- Record set:

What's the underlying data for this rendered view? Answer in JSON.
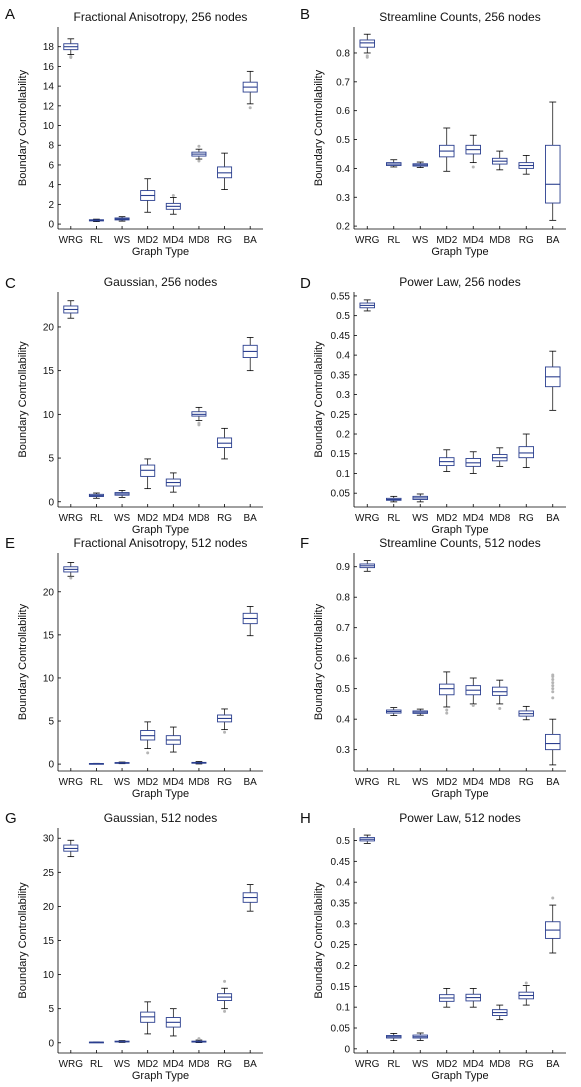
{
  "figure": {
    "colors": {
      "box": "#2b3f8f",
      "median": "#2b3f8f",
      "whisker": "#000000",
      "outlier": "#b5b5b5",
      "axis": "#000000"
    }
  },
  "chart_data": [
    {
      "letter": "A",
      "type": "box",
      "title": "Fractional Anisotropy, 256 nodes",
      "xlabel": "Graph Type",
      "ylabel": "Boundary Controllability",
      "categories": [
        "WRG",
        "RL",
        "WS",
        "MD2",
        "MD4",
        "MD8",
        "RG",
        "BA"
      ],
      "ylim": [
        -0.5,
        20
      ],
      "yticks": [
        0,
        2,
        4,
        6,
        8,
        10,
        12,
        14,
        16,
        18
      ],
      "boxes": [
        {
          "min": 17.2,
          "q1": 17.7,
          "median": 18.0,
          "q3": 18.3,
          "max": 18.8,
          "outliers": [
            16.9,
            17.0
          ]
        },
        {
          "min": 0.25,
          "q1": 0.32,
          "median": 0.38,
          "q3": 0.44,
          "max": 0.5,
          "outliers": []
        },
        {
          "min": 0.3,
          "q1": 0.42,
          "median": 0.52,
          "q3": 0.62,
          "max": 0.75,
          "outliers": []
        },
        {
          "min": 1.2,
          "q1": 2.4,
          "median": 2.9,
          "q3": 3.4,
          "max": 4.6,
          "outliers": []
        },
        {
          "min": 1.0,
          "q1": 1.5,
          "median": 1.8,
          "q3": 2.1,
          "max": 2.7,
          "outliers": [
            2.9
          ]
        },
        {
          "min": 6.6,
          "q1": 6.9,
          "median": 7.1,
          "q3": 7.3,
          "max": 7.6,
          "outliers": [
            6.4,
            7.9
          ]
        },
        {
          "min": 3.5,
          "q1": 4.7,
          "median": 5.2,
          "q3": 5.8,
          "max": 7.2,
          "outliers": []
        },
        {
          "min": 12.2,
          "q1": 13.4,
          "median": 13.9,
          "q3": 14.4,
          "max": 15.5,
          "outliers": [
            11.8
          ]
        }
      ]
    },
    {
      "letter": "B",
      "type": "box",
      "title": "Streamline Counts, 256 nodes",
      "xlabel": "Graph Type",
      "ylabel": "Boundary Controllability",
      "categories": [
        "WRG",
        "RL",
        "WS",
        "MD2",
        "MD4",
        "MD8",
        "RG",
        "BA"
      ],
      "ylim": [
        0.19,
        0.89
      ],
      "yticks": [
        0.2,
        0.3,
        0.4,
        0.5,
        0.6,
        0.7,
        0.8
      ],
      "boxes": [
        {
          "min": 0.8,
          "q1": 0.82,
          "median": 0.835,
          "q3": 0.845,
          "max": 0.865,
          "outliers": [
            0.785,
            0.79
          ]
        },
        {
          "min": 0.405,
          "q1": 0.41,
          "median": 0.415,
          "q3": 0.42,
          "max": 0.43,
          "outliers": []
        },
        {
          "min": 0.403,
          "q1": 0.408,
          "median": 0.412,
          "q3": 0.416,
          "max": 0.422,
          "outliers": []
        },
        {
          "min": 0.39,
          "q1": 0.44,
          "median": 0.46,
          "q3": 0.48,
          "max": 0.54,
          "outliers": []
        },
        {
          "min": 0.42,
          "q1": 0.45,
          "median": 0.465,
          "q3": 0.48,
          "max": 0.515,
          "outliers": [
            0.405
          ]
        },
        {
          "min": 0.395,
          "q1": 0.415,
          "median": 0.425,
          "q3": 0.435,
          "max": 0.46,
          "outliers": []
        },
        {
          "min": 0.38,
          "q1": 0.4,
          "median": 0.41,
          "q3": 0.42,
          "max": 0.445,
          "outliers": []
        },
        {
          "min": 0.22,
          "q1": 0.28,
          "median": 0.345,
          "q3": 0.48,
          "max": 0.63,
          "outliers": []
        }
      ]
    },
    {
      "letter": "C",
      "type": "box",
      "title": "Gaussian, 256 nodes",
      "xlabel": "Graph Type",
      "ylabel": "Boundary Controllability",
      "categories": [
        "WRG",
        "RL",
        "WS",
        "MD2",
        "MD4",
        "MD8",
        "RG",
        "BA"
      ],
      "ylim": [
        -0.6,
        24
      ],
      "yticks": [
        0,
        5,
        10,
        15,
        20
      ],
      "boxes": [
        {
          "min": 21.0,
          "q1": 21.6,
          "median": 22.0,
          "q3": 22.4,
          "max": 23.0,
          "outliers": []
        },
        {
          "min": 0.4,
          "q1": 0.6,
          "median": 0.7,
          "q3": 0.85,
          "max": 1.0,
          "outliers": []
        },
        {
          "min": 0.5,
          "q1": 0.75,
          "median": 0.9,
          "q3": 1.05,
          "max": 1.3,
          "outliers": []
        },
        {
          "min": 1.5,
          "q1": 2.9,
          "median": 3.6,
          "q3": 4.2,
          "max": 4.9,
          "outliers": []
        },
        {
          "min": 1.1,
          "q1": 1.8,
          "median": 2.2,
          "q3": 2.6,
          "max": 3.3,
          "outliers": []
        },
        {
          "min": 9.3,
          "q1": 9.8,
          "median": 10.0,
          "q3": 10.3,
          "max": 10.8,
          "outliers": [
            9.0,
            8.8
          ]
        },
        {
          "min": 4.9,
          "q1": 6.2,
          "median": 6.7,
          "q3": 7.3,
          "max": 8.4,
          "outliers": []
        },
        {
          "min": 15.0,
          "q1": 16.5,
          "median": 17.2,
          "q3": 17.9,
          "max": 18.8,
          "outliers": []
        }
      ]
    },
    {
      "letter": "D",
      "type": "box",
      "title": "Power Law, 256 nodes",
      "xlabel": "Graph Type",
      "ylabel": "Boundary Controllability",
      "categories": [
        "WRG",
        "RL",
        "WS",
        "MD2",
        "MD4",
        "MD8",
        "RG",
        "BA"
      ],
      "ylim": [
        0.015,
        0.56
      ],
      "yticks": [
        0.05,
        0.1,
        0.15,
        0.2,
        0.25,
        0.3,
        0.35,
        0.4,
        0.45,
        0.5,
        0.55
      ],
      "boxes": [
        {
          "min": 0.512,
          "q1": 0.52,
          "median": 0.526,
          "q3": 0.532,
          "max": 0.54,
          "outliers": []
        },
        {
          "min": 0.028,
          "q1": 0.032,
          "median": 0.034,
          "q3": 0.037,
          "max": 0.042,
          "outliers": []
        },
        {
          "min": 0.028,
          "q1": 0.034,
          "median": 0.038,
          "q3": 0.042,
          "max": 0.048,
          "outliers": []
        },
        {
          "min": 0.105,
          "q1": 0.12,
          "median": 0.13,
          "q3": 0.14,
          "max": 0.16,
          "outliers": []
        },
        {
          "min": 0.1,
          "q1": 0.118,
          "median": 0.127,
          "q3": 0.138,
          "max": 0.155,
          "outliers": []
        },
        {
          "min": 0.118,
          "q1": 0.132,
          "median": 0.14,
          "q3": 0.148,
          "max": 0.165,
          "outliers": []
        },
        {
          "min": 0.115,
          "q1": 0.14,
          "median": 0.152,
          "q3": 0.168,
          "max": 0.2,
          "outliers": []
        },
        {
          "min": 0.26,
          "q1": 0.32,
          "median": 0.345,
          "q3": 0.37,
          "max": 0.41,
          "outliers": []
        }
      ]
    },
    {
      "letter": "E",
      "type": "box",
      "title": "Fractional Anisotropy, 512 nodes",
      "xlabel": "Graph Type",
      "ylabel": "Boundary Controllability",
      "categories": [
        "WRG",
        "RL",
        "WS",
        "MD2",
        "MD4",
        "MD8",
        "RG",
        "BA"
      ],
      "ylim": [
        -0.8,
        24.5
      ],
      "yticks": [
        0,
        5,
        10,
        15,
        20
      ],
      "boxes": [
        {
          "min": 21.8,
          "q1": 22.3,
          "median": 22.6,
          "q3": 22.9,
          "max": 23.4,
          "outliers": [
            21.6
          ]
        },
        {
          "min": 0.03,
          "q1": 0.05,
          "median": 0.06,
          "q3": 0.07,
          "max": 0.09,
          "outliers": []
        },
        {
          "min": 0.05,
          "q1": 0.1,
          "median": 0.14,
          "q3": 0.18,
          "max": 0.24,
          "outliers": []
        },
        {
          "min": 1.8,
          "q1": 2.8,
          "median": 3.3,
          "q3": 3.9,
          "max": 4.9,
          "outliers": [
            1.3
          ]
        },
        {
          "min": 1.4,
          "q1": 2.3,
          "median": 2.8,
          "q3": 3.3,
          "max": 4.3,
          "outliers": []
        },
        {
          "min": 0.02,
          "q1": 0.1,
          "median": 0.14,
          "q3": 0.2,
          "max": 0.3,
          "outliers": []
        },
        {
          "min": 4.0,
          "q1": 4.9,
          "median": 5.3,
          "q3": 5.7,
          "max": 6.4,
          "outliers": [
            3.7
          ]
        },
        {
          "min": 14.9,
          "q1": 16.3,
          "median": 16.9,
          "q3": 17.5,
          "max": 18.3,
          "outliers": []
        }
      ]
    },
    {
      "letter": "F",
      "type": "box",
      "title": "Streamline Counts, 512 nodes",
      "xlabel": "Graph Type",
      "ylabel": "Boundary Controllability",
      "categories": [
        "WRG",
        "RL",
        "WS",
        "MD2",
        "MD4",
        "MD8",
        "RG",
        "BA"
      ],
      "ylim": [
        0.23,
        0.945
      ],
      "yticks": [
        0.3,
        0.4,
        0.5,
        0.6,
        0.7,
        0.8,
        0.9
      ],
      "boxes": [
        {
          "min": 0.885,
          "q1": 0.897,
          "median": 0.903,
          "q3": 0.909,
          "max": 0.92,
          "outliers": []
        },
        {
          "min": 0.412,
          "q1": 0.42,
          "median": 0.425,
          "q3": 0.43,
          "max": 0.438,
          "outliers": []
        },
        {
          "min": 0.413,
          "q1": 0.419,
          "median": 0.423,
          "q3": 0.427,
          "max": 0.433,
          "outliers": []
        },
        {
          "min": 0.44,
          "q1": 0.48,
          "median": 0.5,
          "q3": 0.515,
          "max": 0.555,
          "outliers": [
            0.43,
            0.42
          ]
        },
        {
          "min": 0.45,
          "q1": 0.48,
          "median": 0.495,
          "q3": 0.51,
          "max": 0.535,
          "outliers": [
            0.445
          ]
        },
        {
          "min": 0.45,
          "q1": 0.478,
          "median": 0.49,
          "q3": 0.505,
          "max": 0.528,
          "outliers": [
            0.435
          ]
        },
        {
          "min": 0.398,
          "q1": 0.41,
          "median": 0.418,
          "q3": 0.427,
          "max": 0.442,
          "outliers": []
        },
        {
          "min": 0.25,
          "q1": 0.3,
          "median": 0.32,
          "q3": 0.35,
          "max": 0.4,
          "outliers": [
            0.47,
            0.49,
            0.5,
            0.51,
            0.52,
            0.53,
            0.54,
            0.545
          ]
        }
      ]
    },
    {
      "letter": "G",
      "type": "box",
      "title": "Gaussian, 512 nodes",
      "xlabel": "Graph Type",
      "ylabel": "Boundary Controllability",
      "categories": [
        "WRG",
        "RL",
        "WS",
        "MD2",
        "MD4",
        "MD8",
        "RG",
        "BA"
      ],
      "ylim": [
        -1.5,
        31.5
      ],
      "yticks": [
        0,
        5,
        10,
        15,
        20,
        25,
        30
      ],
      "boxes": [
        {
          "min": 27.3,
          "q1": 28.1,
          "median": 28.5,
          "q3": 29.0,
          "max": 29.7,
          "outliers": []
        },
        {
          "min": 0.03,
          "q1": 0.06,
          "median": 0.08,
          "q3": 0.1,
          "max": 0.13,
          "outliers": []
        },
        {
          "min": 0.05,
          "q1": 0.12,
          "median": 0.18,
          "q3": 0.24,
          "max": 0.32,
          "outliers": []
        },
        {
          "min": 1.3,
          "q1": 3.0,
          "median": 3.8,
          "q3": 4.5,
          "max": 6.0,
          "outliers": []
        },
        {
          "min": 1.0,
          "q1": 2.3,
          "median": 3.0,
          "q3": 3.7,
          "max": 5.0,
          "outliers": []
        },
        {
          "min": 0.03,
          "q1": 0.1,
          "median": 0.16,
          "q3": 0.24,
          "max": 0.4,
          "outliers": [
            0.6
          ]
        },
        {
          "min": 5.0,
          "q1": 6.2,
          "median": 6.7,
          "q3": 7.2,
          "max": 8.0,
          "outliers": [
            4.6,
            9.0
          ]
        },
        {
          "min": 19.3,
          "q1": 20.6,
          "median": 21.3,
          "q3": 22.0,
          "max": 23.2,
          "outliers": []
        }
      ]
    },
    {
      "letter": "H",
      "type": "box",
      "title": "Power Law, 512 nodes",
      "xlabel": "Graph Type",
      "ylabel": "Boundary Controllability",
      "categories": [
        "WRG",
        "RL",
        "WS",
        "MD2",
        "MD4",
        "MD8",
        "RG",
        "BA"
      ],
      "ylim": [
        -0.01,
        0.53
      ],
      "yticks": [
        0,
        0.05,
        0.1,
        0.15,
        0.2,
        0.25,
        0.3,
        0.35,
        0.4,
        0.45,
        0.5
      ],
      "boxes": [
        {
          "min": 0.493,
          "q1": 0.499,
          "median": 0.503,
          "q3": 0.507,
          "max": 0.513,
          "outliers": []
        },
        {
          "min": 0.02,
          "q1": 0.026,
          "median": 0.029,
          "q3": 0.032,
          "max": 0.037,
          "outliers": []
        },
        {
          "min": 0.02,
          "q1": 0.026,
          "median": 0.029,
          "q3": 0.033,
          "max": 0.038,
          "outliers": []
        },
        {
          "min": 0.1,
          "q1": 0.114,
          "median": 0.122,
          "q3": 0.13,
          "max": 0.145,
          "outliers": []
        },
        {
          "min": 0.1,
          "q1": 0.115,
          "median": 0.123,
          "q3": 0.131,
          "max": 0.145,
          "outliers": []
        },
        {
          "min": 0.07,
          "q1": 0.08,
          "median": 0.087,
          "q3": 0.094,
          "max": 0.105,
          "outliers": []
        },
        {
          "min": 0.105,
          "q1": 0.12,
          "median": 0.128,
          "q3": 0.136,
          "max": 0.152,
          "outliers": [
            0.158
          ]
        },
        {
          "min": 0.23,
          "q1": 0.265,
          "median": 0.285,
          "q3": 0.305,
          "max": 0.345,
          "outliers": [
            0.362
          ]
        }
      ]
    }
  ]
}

- Problem to work on:
Using the records given above, list every line that includes the word "Streamline".

- Problem solution:
      "title": "Streamline Counts, 256 nodes",
      "title": "Streamline Counts, 512 nodes",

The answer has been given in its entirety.